• _WHAT YOU WILL DO_: All the data must come back unchanged, except that pictures are left out.

• _DATA FOR PROCESSING_:
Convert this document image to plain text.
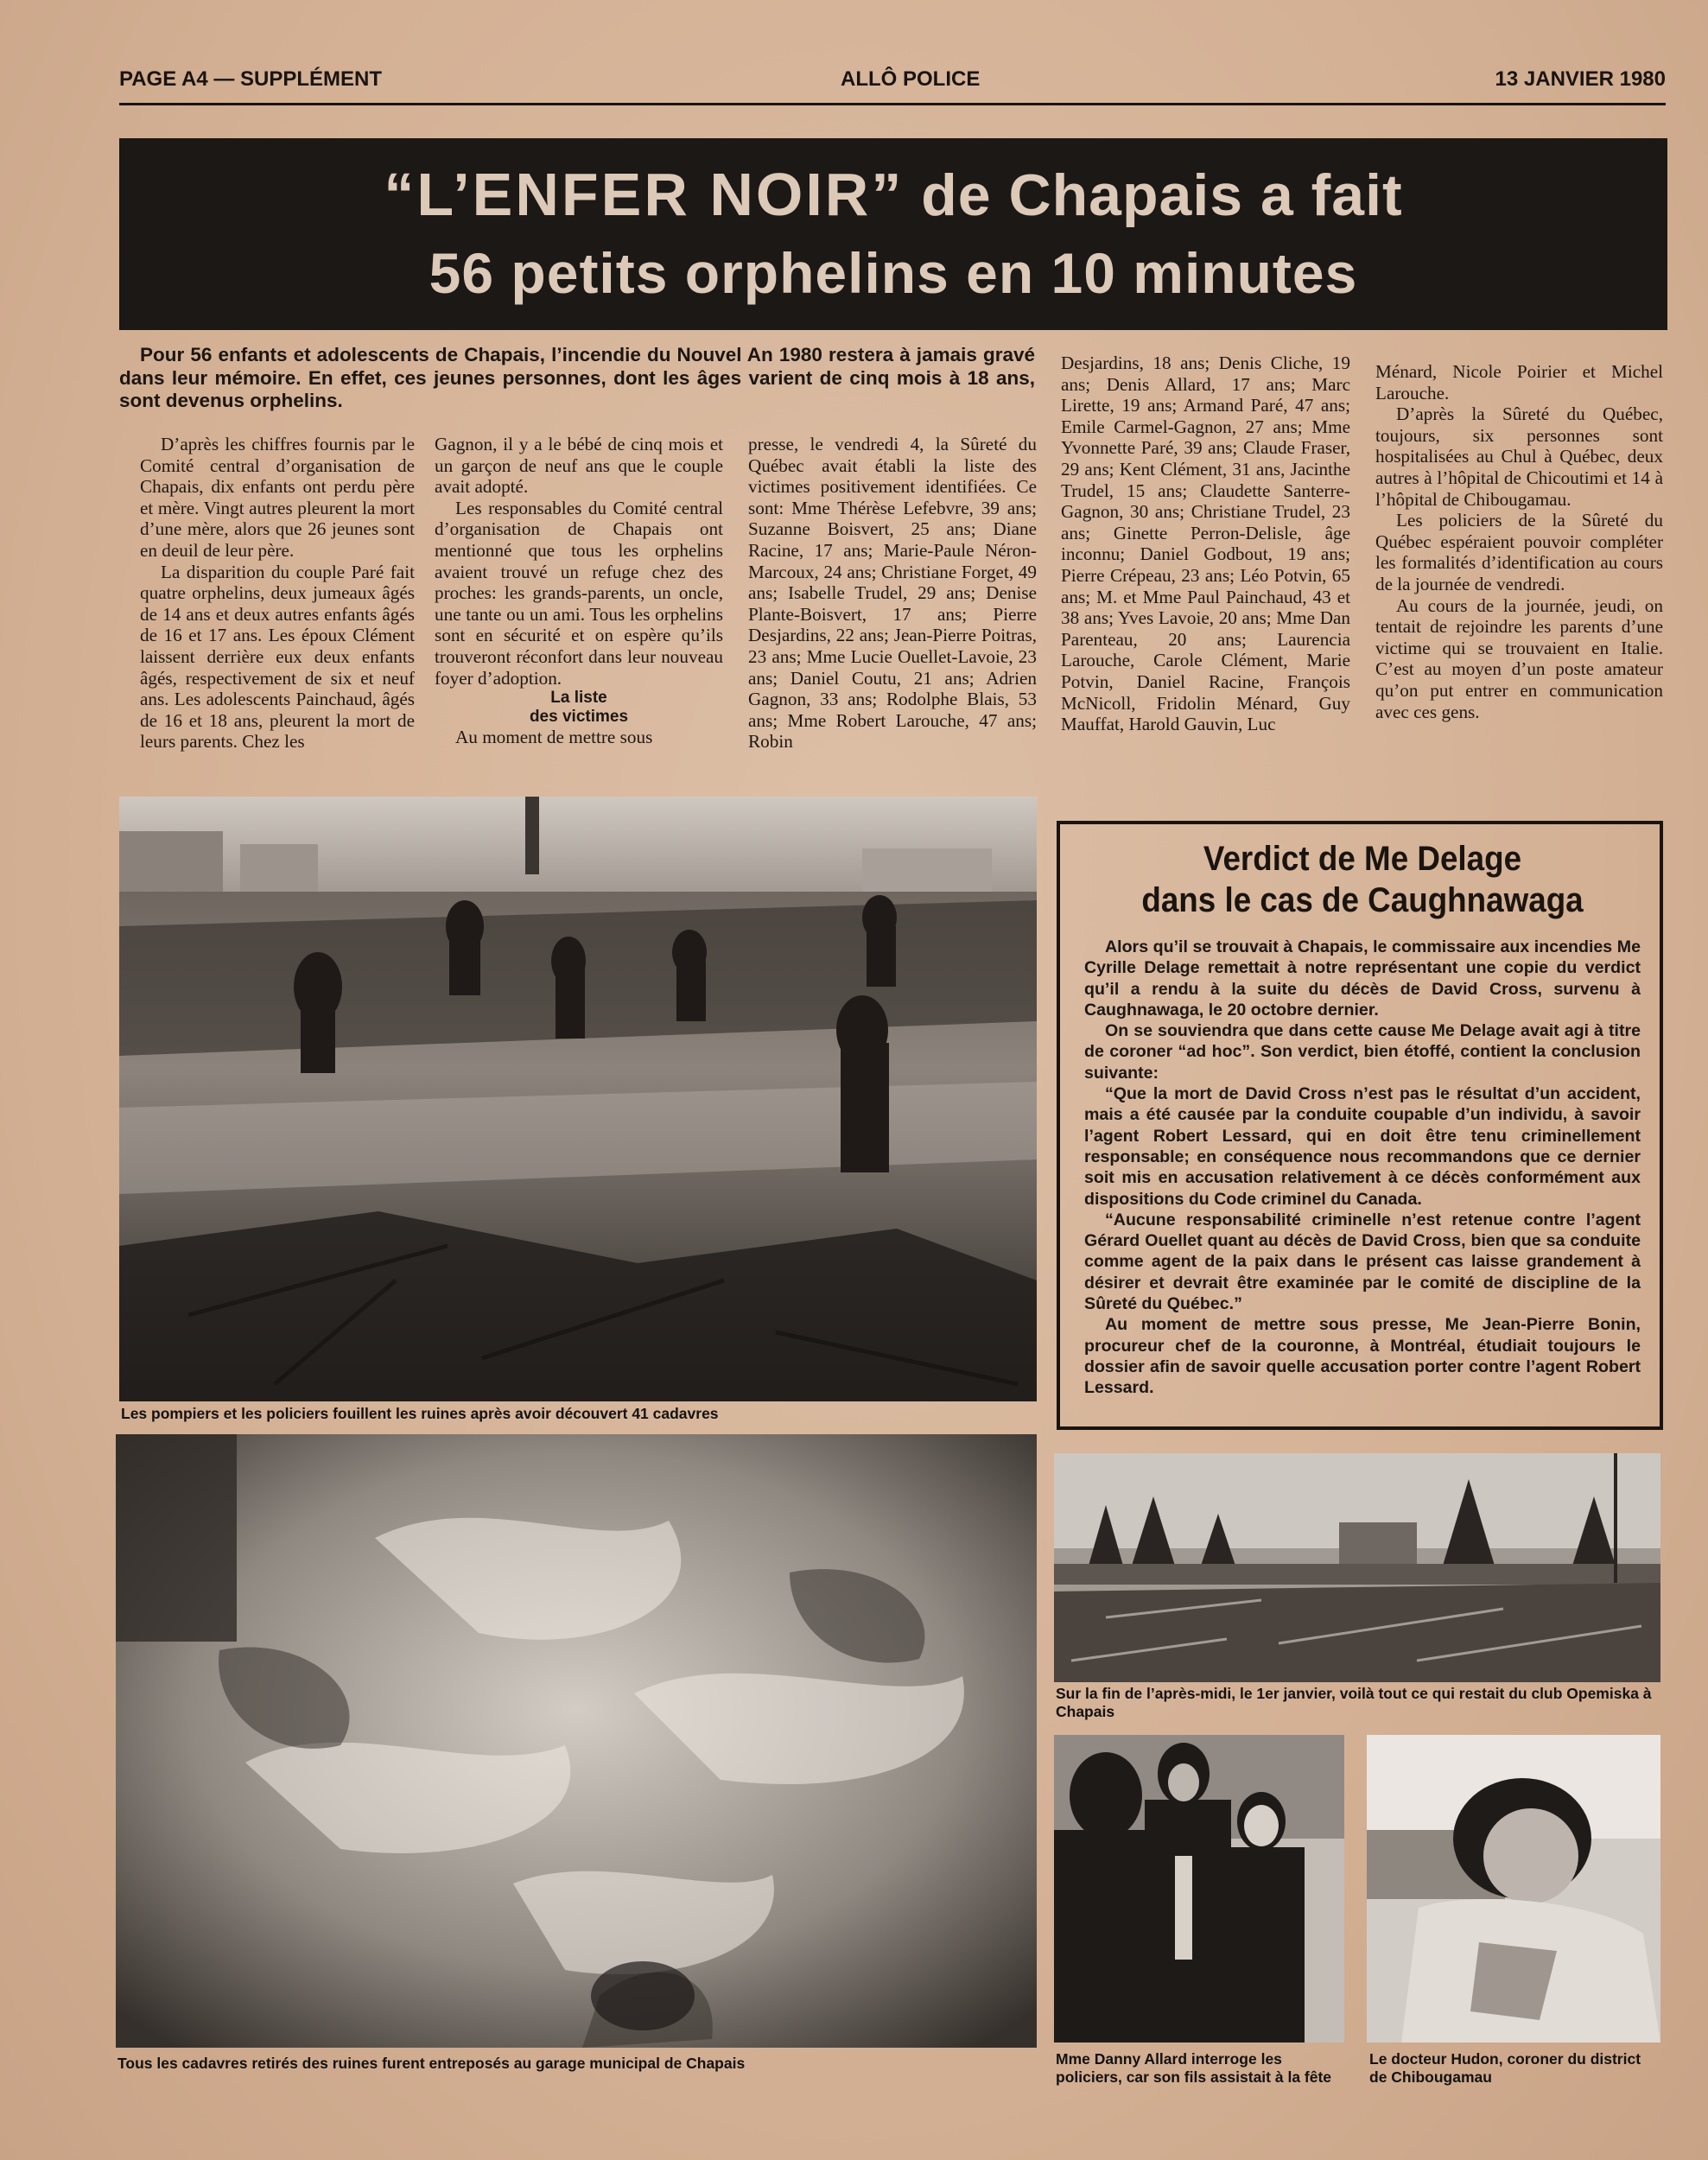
PAGE A4 — SUPPLÉMENT	ALLÔ POLICE	13 JANVIER 1980
“L’ENFER NOIR” de Chapais a fait
56 petits orphelins en 10 minutes
Pour 56 enfants et adolescents de Chapais, l’incendie du Nouvel An 1980 restera à jamais gravé dans leur mémoire. En effet, ces jeunes personnes, dont les âges varient de cinq mois à 18 ans, sont devenus orphelins.

D’après les chiffres fournis par le Comité central d’organisation de Chapais, dix enfants ont perdu père et mère. Vingt autres pleurent la mort d’une mère, alors que 26 jeunes sont en deuil de leur père.

La disparition du couple Paré fait quatre orphelins, deux jumeaux âgés de 14 ans et deux autres enfants âgés de 16 et 17 ans. Les époux Clément laissent derrière eux deux enfants âgés, respectivement de six et neuf ans. Les adolescents Painchaud, âgés de 16 et 18 ans, pleurent la mort de leurs parents. Chez les

Gagnon, il y a le bébé de cinq mois et un garçon de neuf ans que le couple avait adopté.

Les responsables du Comité central d’organisation de Chapais ont mentionné que tous les orphelins avaient trouvé un refuge chez des proches: les grands-parents, un oncle, une tante ou un ami. Tous les orphelins sont en sécurité et on espère qu’ils trouveront réconfort dans leur nouveau foyer d’adoption.

La liste
des victimes

Au moment de mettre sous

presse, le vendredi 4, la Sûreté du Québec avait établi la liste des victimes positivement identifiées. Ce sont: Mme Thérèse Lefebvre, 39 ans; Suzanne Boisvert, 25 ans; Diane Racine, 17 ans; Marie-Paule Néron-Marcoux, 24 ans; Christiane Forget, 49 ans; Isabelle Trudel, 29 ans; Denise Plante-Boisvert, 17 ans; Pierre Desjardins, 22 ans; Jean-Pierre Poitras, 23 ans; Mme Lucie Ouellet-Lavoie, 23 ans; Daniel Coutu, 21 ans; Adrien Gagnon, 33 ans; Rodolphe Blais, 53 ans; Mme Robert Larouche, 47 ans; Robin

Desjardins, 18 ans; Denis Cliche, 19 ans; Denis Allard, 17 ans; Marc Lirette, 19 ans; Armand Paré, 47 ans; Emile Carmel-Gagnon, 27 ans; Mme Yvonnette Paré, 39 ans; Claude Fraser, 29 ans; Kent Clément, 31 ans, Jacinthe Trudel, 15 ans; Claudette Santerre-Gagnon, 30 ans; Christiane Trudel, 23 ans; Ginette Perron-Delisle, âge inconnu; Daniel Godbout, 19 ans; Pierre Crépeau, 23 ans; Léo Potvin, 65 ans; M. et Mme Paul Painchaud, 43 et 38 ans; Yves Lavoie, 20 ans; Mme Dan Parenteau, 20 ans; Laurencia Larouche, Carole Clément, Marie Potvin, Daniel Racine, François McNicoll, Fridolin Ménard, Guy Mauffat, Harold Gauvin, Luc

Ménard, Nicole Poirier et Michel Larouche.

D’après la Sûreté du Québec, toujours, six personnes sont hospitalisées au Chul à Québec, deux autres à l’hôpital de Chicoutimi et 14 à l’hôpital de Chibougamau.

Les policiers de la Sûreté du Québec espéraient pouvoir compléter les formalités d’identification au cours de la journée de vendredi.

Au cours de la journée, jeudi, on tentait de rejoindre les parents d’une victime qui se trouvaient en Italie. C’est au moyen d’un poste amateur qu’on put entrer en communication avec ces gens.

Les pompiers et les policiers fouillent les ruines après avoir découvert 41 cadavres
Tous les cadavres retirés des ruines furent entreposés au garage municipal de Chapais
Verdict de Me Delage
dans le cas de Caughnawaga

Alors qu’il se trouvait à Chapais, le commissaire aux incendies Me Cyrille Delage remettait à notre représentant une copie du verdict qu’il a rendu à la suite du décès de David Cross, survenu à Caughnawaga, le 20 octobre dernier.

On se souviendra que dans cette cause Me Delage avait agi à titre de coroner “ad hoc”. Son verdict, bien étoffé, contient la conclusion suivante:

“Que la mort de David Cross n’est pas le résultat d’un accident, mais a été causée par la conduite coupable d’un individu, à savoir l’agent Robert Lessard, qui en doit être tenu criminellement responsable; en conséquence nous recommandons que ce dernier soit mis en accusation relativement à ce décès conformément aux dispositions du Code criminel du Canada.

“Aucune responsabilité criminelle n’est retenue contre l’agent Gérard Ouellet quant au décès de David Cross, bien que sa conduite comme agent de la paix dans le présent cas laisse grandement à désirer et devrait être examinée par le comité de discipline de la Sûreté du Québec.”

Au moment de mettre sous presse, Me Jean-Pierre Bonin, procureur chef de la couronne, à Montréal, étudiait toujours le dossier afin de savoir quelle accusation porter contre l’agent Robert Lessard.

Sur la fin de l’après-midi, le 1er janvier, voilà tout ce qui restait du club Opemiska à Chapais
Mme Danny Allard interroge les policiers, car son fils assistait à la fête
Le docteur Hudon, coroner du district de Chibougamau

• _EXERCISE OUTPUT_:
Convert this document image to plain text.
PAGE A4 — SUPPLÉMENT	ALLÔ POLICE	13 JANVIER 1980
“L’ENFER NOIR” de Chapais a fait
56 petits orphelins en 10 minutes
Pour 56 enfants et adolescents de Chapais, l’incendie du Nouvel An 1980 restera à jamais gravé dans leur mémoire. En effet, ces jeunes personnes, dont les âges varient de cinq mois à 18 ans, sont devenus orphelins.

D’après les chiffres fournis par le Comité central d’organisation de Chapais, dix enfants ont perdu père et mère. Vingt autres pleurent la mort d’une mère, alors que 26 jeunes sont en deuil de leur père.

La disparition du couple Paré fait quatre orphelins, deux jumeaux âgés de 14 ans et deux autres enfants âgés de 16 et 17 ans. Les époux Clément laissent derrière eux deux enfants âgés, respectivement de six et neuf ans. Les adolescents Painchaud, âgés de 16 et 18 ans, pleurent la mort de leurs parents. Chez les

Gagnon, il y a le bébé de cinq mois et un garçon de neuf ans que le couple avait adopté.

Les responsables du Comité central d’organisation de Chapais ont mentionné que tous les orphelins avaient trouvé un refuge chez des proches: les grands-parents, un oncle, une tante ou un ami. Tous les orphelins sont en sécurité et on espère qu’ils trouveront réconfort dans leur nouveau foyer d’adoption.

La liste
des victimes

Au moment de mettre sous

presse, le vendredi 4, la Sûreté du Québec avait établi la liste des victimes positivement identifiées. Ce sont: Mme Thérèse Lefebvre, 39 ans; Suzanne Boisvert, 25 ans; Diane Racine, 17 ans; Marie-Paule Néron-Marcoux, 24 ans; Christiane Forget, 49 ans; Isabelle Trudel, 29 ans; Denise Plante-Boisvert, 17 ans; Pierre Desjardins, 22 ans; Jean-Pierre Poitras, 23 ans; Mme Lucie Ouellet-Lavoie, 23 ans; Daniel Coutu, 21 ans; Adrien Gagnon, 33 ans; Rodolphe Blais, 53 ans; Mme Robert Larouche, 47 ans; Robin

Desjardins, 18 ans; Denis Cliche, 19 ans; Denis Allard, 17 ans; Marc Lirette, 19 ans; Armand Paré, 47 ans; Emile Carmel-Gagnon, 27 ans; Mme Yvonnette Paré, 39 ans; Claude Fraser, 29 ans; Kent Clément, 31 ans, Jacinthe Trudel, 15 ans; Claudette Santerre-Gagnon, 30 ans; Christiane Trudel, 23 ans; Ginette Perron-Delisle, âge inconnu; Daniel Godbout, 19 ans; Pierre Crépeau, 23 ans; Léo Potvin, 65 ans; M. et Mme Paul Painchaud, 43 et 38 ans; Yves Lavoie, 20 ans; Mme Dan Parenteau, 20 ans; Laurencia Larouche, Carole Clément, Marie Potvin, Daniel Racine, François McNicoll, Fridolin Ménard, Guy Mauffat, Harold Gauvin, Luc

Ménard, Nicole Poirier et Michel Larouche.

D’après la Sûreté du Québec, toujours, six personnes sont hospitalisées au Chul à Québec, deux autres à l’hôpital de Chicoutimi et 14 à l’hôpital de Chibougamau.

Les policiers de la Sûreté du Québec espéraient pouvoir compléter les formalités d’identification au cours de la journée de vendredi.

Au cours de la journée, jeudi, on tentait de rejoindre les parents d’une victime qui se trouvaient en Italie. C’est au moyen d’un poste amateur qu’on put entrer en communication avec ces gens.

Les pompiers et les policiers fouillent les ruines après avoir découvert 41 cadavres
Tous les cadavres retirés des ruines furent entreposés au garage municipal de Chapais
Verdict de Me Delage
dans le cas de Caughnawaga

Alors qu’il se trouvait à Chapais, le commissaire aux incendies Me Cyrille Delage remettait à notre représentant une copie du verdict qu’il a rendu à la suite du décès de David Cross, survenu à Caughnawaga, le 20 octobre dernier.

On se souviendra que dans cette cause Me Delage avait agi à titre de coroner “ad hoc”. Son verdict, bien étoffé, contient la conclusion suivante:

“Que la mort de David Cross n’est pas le résultat d’un accident, mais a été causée par la conduite coupable d’un individu, à savoir l’agent Robert Lessard, qui en doit être tenu criminellement responsable; en conséquence nous recommandons que ce dernier soit mis en accusation relativement à ce décès conformément aux dispositions du Code criminel du Canada.

“Aucune responsabilité criminelle n’est retenue contre l’agent Gérard Ouellet quant au décès de David Cross, bien que sa conduite comme agent de la paix dans le présent cas laisse grandement à désirer et devrait être examinée par le comité de discipline de la Sûreté du Québec.”

Au moment de mettre sous presse, Me Jean-Pierre Bonin, procureur chef de la couronne, à Montréal, étudiait toujours le dossier afin de savoir quelle accusation porter contre l’agent Robert Lessard.

Sur la fin de l’après-midi, le 1er janvier, voilà tout ce qui restait du club Opemiska à Chapais
Mme Danny Allard interroge les policiers, car son fils assistait à la fête
Le docteur Hudon, coroner du district de Chibougamau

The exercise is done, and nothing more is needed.